::: Data rows

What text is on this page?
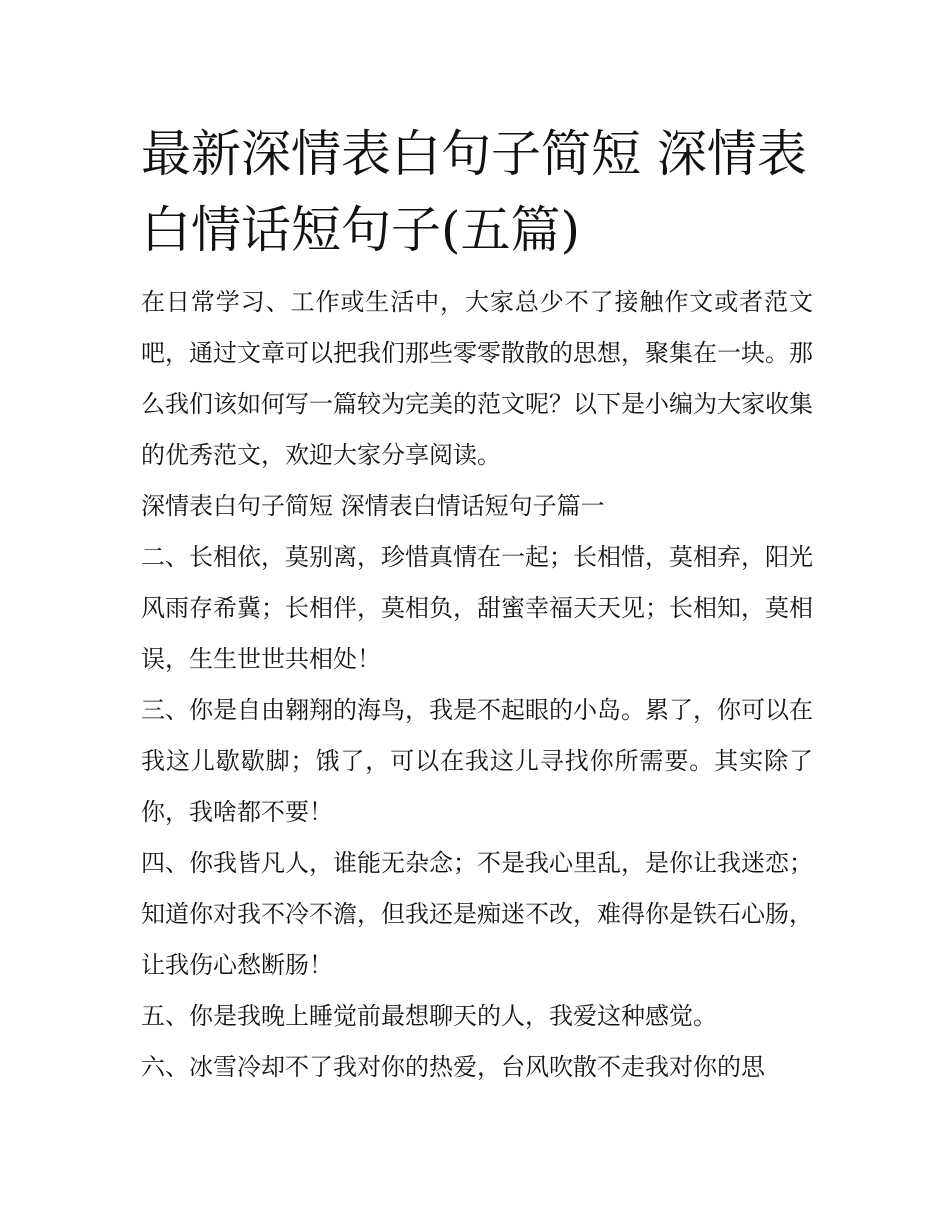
最新深情表白句子简短 深情表白情话短句子(五篇)

在日常学习、工作或生活中，大家总少不了接触作文或者范文吧，通过文章可以把我们那些零零散散的思想，聚集在一块。那么我们该如何写一篇较为完美的范文呢？以下是小编为大家收集的优秀范文，欢迎大家分享阅读。

深情表白句子简短 深情表白情话短句子篇一

二、长相依，莫别离，珍惜真情在一起；长相惜，莫相弃，阳光风雨存希冀；长相伴，莫相负，甜蜜幸福天天见；长相知，莫相误，生生世世共相处！

三、你是自由翱翔的海鸟，我是不起眼的小岛。累了，你可以在我这儿歇歇脚；饿了，可以在我这儿寻找你所需要。其实除了你，我啥都不要！

四、你我皆凡人，谁能无杂念；不是我心里乱，是你让我迷恋；知道你对我不冷不澹，但我还是痴迷不改，难得你是铁石心肠，让我伤心愁断肠！

五、你是我晚上睡觉前最想聊天的人，我爱这种感觉。

六、冰雪冷却不了我对你的热爱，台风吹散不走我对你的思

::::::

Give the entries again word for word, but skip the pictures.

What text is on this page?
最新深情表白句子简短 深情表白情话短句子(五篇)

在日常学习、工作或生活中，大家总少不了接触作文或者范文吧，通过文章可以把我们那些零零散散的思想，聚集在一块。那么我们该如何写一篇较为完美的范文呢？以下是小编为大家收集的优秀范文，欢迎大家分享阅读。

深情表白句子简短 深情表白情话短句子篇一

二、长相依，莫别离，珍惜真情在一起；长相惜，莫相弃，阳光风雨存希冀；长相伴，莫相负，甜蜜幸福天天见；长相知，莫相误，生生世世共相处！

三、你是自由翱翔的海鸟，我是不起眼的小岛。累了，你可以在我这儿歇歇脚；饿了，可以在我这儿寻找你所需要。其实除了你，我啥都不要！

四、你我皆凡人，谁能无杂念；不是我心里乱，是你让我迷恋；知道你对我不冷不澹，但我还是痴迷不改，难得你是铁石心肠，让我伤心愁断肠！

五、你是我晚上睡觉前最想聊天的人，我爱这种感觉。

六、冰雪冷却不了我对你的热爱，台风吹散不走我对你的思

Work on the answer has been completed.